• _Records provided_:

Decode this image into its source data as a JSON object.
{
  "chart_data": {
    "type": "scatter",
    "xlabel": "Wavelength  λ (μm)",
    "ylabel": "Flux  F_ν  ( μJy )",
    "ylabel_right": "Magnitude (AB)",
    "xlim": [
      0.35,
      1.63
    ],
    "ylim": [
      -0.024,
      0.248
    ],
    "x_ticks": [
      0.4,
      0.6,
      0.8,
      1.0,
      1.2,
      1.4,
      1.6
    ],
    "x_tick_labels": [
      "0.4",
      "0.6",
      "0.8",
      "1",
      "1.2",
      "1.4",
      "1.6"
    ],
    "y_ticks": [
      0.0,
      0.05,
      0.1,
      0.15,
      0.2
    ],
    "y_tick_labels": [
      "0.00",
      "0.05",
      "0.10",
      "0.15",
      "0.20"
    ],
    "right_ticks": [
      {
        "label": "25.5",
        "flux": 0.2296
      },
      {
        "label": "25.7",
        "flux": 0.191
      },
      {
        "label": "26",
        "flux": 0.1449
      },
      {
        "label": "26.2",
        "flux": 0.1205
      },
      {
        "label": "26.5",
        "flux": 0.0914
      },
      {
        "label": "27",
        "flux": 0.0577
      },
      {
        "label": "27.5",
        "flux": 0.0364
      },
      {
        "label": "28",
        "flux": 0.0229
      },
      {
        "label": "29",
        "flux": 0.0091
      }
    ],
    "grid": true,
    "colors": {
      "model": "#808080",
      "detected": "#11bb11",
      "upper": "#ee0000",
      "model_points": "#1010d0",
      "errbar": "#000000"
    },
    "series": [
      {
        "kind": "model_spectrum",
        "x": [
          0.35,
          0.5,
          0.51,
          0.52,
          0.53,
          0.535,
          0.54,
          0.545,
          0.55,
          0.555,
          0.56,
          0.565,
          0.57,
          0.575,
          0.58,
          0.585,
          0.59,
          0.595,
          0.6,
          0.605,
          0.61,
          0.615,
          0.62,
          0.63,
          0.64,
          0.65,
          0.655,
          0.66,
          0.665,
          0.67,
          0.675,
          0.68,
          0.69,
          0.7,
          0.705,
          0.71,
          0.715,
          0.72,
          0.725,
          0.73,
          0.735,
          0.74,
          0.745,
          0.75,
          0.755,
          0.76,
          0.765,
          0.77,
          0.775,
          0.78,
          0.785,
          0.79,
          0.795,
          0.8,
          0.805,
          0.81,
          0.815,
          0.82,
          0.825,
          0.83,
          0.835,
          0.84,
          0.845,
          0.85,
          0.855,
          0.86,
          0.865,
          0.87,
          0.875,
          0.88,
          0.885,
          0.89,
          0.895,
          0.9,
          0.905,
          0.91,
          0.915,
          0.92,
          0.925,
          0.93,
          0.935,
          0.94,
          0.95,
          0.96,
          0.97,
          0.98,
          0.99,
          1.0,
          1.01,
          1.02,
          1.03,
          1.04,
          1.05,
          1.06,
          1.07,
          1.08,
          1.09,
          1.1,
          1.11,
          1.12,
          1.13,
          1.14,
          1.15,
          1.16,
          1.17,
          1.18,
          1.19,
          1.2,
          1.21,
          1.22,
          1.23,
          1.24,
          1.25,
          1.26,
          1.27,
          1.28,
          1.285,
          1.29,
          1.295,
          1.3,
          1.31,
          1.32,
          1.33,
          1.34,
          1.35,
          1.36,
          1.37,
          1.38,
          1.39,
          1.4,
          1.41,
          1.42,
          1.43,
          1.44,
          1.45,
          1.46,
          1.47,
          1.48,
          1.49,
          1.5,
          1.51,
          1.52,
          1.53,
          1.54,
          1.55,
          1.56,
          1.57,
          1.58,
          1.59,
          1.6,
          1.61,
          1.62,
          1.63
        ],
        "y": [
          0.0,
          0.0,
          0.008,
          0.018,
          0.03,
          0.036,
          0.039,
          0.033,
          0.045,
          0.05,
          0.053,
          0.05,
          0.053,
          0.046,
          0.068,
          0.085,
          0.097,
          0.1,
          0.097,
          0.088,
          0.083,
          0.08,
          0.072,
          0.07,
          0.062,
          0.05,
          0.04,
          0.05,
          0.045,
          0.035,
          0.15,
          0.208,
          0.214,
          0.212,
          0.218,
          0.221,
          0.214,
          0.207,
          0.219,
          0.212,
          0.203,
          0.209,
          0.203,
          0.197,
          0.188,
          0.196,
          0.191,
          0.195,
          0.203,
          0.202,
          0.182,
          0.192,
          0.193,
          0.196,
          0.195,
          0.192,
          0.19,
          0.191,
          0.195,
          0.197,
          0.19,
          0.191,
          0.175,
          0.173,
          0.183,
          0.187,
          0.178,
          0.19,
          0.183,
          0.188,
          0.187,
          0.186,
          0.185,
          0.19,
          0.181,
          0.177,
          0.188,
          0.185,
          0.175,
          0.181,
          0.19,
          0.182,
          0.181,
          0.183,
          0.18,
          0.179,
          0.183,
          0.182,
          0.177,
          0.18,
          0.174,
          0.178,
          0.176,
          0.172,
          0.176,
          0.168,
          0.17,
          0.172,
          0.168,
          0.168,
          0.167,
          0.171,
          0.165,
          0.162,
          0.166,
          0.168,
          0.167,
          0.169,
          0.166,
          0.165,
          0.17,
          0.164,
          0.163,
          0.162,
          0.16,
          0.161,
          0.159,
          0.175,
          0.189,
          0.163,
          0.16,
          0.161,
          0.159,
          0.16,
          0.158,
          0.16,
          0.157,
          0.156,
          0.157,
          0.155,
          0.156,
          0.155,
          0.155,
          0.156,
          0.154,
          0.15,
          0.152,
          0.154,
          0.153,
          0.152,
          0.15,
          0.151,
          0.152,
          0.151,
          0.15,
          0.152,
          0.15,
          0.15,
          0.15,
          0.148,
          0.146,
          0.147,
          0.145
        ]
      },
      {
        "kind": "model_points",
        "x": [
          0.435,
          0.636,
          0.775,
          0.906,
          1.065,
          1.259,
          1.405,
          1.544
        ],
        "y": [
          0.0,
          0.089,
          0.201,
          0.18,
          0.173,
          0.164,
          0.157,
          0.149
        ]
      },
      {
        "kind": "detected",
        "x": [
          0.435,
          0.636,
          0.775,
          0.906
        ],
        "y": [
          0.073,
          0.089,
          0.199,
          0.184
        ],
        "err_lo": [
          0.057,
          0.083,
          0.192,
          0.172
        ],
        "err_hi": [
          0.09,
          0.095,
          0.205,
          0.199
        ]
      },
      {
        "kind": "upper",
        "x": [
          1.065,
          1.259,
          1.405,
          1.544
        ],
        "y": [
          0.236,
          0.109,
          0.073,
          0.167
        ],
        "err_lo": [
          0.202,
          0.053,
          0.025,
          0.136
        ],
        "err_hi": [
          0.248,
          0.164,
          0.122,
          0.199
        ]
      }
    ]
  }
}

• _What needs to be done_:
The records above should be returned exactly.

• _Answer in full_:
Decode this image into its source data as a JSON object.
{
  "chart_data": {
    "type": "scatter",
    "xlabel": "Wavelength  λ (μm)",
    "ylabel": "Flux  F_ν  ( μJy )",
    "ylabel_right": "Magnitude (AB)",
    "xlim": [
      0.35,
      1.63
    ],
    "ylim": [
      -0.024,
      0.248
    ],
    "x_ticks": [
      0.4,
      0.6,
      0.8,
      1.0,
      1.2,
      1.4,
      1.6
    ],
    "x_tick_labels": [
      "0.4",
      "0.6",
      "0.8",
      "1",
      "1.2",
      "1.4",
      "1.6"
    ],
    "y_ticks": [
      0.0,
      0.05,
      0.1,
      0.15,
      0.2
    ],
    "y_tick_labels": [
      "0.00",
      "0.05",
      "0.10",
      "0.15",
      "0.20"
    ],
    "right_ticks": [
      {
        "label": "25.5",
        "flux": 0.2296
      },
      {
        "label": "25.7",
        "flux": 0.191
      },
      {
        "label": "26",
        "flux": 0.1449
      },
      {
        "label": "26.2",
        "flux": 0.1205
      },
      {
        "label": "26.5",
        "flux": 0.0914
      },
      {
        "label": "27",
        "flux": 0.0577
      },
      {
        "label": "27.5",
        "flux": 0.0364
      },
      {
        "label": "28",
        "flux": 0.0229
      },
      {
        "label": "29",
        "flux": 0.0091
      }
    ],
    "grid": true,
    "colors": {
      "model": "#808080",
      "detected": "#11bb11",
      "upper": "#ee0000",
      "model_points": "#1010d0",
      "errbar": "#000000"
    },
    "series": [
      {
        "kind": "model_spectrum",
        "x": [
          0.35,
          0.5,
          0.51,
          0.52,
          0.53,
          0.535,
          0.54,
          0.545,
          0.55,
          0.555,
          0.56,
          0.565,
          0.57,
          0.575,
          0.58,
          0.585,
          0.59,
          0.595,
          0.6,
          0.605,
          0.61,
          0.615,
          0.62,
          0.63,
          0.64,
          0.65,
          0.655,
          0.66,
          0.665,
          0.67,
          0.675,
          0.68,
          0.69,
          0.7,
          0.705,
          0.71,
          0.715,
          0.72,
          0.725,
          0.73,
          0.735,
          0.74,
          0.745,
          0.75,
          0.755,
          0.76,
          0.765,
          0.77,
          0.775,
          0.78,
          0.785,
          0.79,
          0.795,
          0.8,
          0.805,
          0.81,
          0.815,
          0.82,
          0.825,
          0.83,
          0.835,
          0.84,
          0.845,
          0.85,
          0.855,
          0.86,
          0.865,
          0.87,
          0.875,
          0.88,
          0.885,
          0.89,
          0.895,
          0.9,
          0.905,
          0.91,
          0.915,
          0.92,
          0.925,
          0.93,
          0.935,
          0.94,
          0.95,
          0.96,
          0.97,
          0.98,
          0.99,
          1.0,
          1.01,
          1.02,
          1.03,
          1.04,
          1.05,
          1.06,
          1.07,
          1.08,
          1.09,
          1.1,
          1.11,
          1.12,
          1.13,
          1.14,
          1.15,
          1.16,
          1.17,
          1.18,
          1.19,
          1.2,
          1.21,
          1.22,
          1.23,
          1.24,
          1.25,
          1.26,
          1.27,
          1.28,
          1.285,
          1.29,
          1.295,
          1.3,
          1.31,
          1.32,
          1.33,
          1.34,
          1.35,
          1.36,
          1.37,
          1.38,
          1.39,
          1.4,
          1.41,
          1.42,
          1.43,
          1.44,
          1.45,
          1.46,
          1.47,
          1.48,
          1.49,
          1.5,
          1.51,
          1.52,
          1.53,
          1.54,
          1.55,
          1.56,
          1.57,
          1.58,
          1.59,
          1.6,
          1.61,
          1.62,
          1.63
        ],
        "y": [
          0.0,
          0.0,
          0.008,
          0.018,
          0.03,
          0.036,
          0.039,
          0.033,
          0.045,
          0.05,
          0.053,
          0.05,
          0.053,
          0.046,
          0.068,
          0.085,
          0.097,
          0.1,
          0.097,
          0.088,
          0.083,
          0.08,
          0.072,
          0.07,
          0.062,
          0.05,
          0.04,
          0.05,
          0.045,
          0.035,
          0.15,
          0.208,
          0.214,
          0.212,
          0.218,
          0.221,
          0.214,
          0.207,
          0.219,
          0.212,
          0.203,
          0.209,
          0.203,
          0.197,
          0.188,
          0.196,
          0.191,
          0.195,
          0.203,
          0.202,
          0.182,
          0.192,
          0.193,
          0.196,
          0.195,
          0.192,
          0.19,
          0.191,
          0.195,
          0.197,
          0.19,
          0.191,
          0.175,
          0.173,
          0.183,
          0.187,
          0.178,
          0.19,
          0.183,
          0.188,
          0.187,
          0.186,
          0.185,
          0.19,
          0.181,
          0.177,
          0.188,
          0.185,
          0.175,
          0.181,
          0.19,
          0.182,
          0.181,
          0.183,
          0.18,
          0.179,
          0.183,
          0.182,
          0.177,
          0.18,
          0.174,
          0.178,
          0.176,
          0.172,
          0.176,
          0.168,
          0.17,
          0.172,
          0.168,
          0.168,
          0.167,
          0.171,
          0.165,
          0.162,
          0.166,
          0.168,
          0.167,
          0.169,
          0.166,
          0.165,
          0.17,
          0.164,
          0.163,
          0.162,
          0.16,
          0.161,
          0.159,
          0.175,
          0.189,
          0.163,
          0.16,
          0.161,
          0.159,
          0.16,
          0.158,
          0.16,
          0.157,
          0.156,
          0.157,
          0.155,
          0.156,
          0.155,
          0.155,
          0.156,
          0.154,
          0.15,
          0.152,
          0.154,
          0.153,
          0.152,
          0.15,
          0.151,
          0.152,
          0.151,
          0.15,
          0.152,
          0.15,
          0.15,
          0.15,
          0.148,
          0.146,
          0.147,
          0.145
        ]
      },
      {
        "kind": "model_points",
        "x": [
          0.435,
          0.636,
          0.775,
          0.906,
          1.065,
          1.259,
          1.405,
          1.544
        ],
        "y": [
          0.0,
          0.089,
          0.201,
          0.18,
          0.173,
          0.164,
          0.157,
          0.149
        ]
      },
      {
        "kind": "detected",
        "x": [
          0.435,
          0.636,
          0.775,
          0.906
        ],
        "y": [
          0.073,
          0.089,
          0.199,
          0.184
        ],
        "err_lo": [
          0.057,
          0.083,
          0.192,
          0.172
        ],
        "err_hi": [
          0.09,
          0.095,
          0.205,
          0.199
        ]
      },
      {
        "kind": "upper",
        "x": [
          1.065,
          1.259,
          1.405,
          1.544
        ],
        "y": [
          0.236,
          0.109,
          0.073,
          0.167
        ],
        "err_lo": [
          0.202,
          0.053,
          0.025,
          0.136
        ],
        "err_hi": [
          0.248,
          0.164,
          0.122,
          0.199
        ]
      }
    ]
  }
}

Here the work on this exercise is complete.